Exercise details: Pick out the lines containing "Empty".

** START OF Data shown **

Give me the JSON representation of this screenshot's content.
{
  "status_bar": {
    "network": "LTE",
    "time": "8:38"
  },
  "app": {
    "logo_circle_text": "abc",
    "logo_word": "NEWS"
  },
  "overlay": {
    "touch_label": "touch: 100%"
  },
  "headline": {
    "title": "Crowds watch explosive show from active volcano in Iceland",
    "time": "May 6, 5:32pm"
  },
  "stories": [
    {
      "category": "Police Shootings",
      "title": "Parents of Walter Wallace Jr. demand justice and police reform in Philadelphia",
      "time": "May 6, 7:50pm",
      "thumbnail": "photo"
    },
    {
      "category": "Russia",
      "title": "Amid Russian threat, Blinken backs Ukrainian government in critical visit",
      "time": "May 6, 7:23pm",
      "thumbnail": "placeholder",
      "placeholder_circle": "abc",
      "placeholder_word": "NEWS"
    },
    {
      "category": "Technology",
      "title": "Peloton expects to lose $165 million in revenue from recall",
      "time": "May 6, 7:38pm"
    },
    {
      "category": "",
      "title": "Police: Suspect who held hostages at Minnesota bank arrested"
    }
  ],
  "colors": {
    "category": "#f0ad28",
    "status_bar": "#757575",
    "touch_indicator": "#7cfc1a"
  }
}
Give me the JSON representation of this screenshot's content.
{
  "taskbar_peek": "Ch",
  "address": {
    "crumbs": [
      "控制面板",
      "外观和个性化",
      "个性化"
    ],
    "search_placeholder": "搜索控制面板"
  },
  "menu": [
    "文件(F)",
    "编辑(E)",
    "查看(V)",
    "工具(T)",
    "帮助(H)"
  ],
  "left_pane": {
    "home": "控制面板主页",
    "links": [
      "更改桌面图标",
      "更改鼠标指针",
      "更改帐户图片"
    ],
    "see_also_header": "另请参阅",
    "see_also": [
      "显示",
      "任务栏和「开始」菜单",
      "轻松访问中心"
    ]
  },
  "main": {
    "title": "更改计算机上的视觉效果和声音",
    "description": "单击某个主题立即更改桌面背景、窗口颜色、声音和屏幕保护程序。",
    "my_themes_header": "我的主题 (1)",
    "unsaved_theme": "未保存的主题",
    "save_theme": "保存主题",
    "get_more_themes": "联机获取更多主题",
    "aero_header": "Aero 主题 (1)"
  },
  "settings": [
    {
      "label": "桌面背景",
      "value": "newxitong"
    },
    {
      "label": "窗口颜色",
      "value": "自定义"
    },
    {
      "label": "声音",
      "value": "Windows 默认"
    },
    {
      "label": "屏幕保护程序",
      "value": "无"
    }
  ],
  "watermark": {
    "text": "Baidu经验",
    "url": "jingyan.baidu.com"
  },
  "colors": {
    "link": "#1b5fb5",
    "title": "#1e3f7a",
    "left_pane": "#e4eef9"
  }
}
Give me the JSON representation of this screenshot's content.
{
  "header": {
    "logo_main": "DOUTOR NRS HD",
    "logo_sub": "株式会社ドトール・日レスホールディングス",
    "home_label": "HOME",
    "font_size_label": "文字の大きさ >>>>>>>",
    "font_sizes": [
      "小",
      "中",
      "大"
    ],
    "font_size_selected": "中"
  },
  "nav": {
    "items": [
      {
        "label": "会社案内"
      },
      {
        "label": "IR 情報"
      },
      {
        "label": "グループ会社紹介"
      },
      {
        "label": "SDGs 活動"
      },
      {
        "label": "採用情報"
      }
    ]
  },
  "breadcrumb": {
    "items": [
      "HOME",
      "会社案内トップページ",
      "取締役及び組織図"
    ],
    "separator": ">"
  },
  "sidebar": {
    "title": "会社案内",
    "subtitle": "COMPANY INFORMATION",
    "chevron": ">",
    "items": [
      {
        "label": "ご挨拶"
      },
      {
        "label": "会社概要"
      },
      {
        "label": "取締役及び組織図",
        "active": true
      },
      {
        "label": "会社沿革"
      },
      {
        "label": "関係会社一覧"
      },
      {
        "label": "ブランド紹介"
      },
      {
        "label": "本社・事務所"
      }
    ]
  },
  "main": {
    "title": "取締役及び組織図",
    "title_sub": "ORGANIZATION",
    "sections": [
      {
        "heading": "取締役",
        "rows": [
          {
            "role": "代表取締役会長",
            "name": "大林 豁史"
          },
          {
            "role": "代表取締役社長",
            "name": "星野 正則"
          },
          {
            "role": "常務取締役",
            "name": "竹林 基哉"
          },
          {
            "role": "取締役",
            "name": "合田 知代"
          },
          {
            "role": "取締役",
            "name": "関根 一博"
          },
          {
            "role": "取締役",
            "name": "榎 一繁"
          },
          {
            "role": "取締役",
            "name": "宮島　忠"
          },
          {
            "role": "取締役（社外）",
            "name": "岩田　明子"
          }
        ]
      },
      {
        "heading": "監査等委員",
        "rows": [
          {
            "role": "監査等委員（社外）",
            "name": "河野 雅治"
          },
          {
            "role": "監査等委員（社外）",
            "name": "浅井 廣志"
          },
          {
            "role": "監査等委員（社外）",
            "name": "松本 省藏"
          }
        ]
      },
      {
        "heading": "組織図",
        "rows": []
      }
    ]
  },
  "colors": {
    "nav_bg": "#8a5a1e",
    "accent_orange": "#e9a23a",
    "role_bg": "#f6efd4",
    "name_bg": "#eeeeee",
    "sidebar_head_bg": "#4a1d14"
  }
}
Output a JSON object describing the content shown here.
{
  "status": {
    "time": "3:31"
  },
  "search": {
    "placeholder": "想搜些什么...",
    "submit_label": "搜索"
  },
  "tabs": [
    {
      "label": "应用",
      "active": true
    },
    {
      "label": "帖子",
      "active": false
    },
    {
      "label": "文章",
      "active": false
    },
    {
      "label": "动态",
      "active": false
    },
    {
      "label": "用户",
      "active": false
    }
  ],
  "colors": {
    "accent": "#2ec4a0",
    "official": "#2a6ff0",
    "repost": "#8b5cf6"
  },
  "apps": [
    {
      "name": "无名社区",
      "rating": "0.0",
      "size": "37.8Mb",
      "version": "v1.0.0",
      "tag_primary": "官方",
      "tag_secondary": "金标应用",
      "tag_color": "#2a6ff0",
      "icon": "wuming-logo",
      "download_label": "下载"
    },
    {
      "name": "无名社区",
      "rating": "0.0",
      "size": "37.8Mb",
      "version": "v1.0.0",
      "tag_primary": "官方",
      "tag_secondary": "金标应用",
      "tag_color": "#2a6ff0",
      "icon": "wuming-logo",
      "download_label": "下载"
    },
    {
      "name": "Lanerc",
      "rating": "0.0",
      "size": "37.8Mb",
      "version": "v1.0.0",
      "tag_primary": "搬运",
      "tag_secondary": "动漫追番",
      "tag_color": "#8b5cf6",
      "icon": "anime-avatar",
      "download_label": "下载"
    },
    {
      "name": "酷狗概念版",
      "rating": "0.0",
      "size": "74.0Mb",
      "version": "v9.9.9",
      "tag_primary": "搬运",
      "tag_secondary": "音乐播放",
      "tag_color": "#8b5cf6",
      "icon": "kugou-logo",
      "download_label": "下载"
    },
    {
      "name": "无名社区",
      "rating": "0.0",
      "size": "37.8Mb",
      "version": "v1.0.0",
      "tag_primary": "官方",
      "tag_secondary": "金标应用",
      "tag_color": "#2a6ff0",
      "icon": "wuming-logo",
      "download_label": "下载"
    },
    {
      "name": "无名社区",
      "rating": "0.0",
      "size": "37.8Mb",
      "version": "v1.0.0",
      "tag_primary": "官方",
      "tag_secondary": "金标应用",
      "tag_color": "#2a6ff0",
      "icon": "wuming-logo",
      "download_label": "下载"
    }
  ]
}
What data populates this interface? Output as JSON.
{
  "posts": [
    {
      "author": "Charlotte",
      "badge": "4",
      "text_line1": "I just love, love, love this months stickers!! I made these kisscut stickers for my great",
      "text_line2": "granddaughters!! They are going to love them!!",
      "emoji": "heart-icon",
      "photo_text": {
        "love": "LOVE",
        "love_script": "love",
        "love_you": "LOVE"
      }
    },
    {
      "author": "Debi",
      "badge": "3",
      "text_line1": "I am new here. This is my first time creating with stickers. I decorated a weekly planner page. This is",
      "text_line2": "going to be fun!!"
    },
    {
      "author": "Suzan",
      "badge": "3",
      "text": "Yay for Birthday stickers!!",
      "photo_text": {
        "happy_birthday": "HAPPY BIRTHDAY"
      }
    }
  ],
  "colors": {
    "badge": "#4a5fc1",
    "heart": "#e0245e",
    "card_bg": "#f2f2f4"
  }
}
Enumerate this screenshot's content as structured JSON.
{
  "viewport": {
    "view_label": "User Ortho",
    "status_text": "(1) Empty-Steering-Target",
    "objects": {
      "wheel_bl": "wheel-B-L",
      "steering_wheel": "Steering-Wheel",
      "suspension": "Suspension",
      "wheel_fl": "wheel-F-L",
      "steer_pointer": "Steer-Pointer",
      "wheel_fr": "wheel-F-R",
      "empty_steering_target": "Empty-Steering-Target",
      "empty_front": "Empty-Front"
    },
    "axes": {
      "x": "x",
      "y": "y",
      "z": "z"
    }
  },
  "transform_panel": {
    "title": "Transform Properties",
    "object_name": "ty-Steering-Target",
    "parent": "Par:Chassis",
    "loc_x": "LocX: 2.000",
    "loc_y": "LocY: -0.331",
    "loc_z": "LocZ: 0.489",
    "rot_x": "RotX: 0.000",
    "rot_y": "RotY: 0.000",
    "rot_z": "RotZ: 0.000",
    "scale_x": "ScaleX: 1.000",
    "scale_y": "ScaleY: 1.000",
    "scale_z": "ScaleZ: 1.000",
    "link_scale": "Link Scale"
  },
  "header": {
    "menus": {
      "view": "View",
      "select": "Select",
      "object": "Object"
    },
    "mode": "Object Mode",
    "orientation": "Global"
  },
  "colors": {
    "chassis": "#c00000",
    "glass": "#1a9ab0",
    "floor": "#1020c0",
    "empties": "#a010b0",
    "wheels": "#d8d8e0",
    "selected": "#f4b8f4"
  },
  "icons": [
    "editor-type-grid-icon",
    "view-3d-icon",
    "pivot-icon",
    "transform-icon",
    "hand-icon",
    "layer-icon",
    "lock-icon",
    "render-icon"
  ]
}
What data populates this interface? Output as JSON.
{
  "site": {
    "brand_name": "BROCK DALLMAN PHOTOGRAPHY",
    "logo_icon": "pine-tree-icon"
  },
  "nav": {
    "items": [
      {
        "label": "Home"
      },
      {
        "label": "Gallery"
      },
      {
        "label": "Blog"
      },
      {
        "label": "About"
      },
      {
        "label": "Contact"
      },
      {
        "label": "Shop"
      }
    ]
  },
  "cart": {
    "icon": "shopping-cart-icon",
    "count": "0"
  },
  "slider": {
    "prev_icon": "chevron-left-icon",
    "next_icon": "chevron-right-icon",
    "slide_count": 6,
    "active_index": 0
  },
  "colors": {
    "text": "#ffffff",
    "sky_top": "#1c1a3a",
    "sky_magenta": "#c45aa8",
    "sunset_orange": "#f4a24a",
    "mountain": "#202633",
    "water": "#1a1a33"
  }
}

** END OF Data shown **

Task output:
    "status_text": "(1) Empty-Steering-Target",
      "empty_steering_target": "Empty-Steering-Target",
      "empty_front": "Empty-Front"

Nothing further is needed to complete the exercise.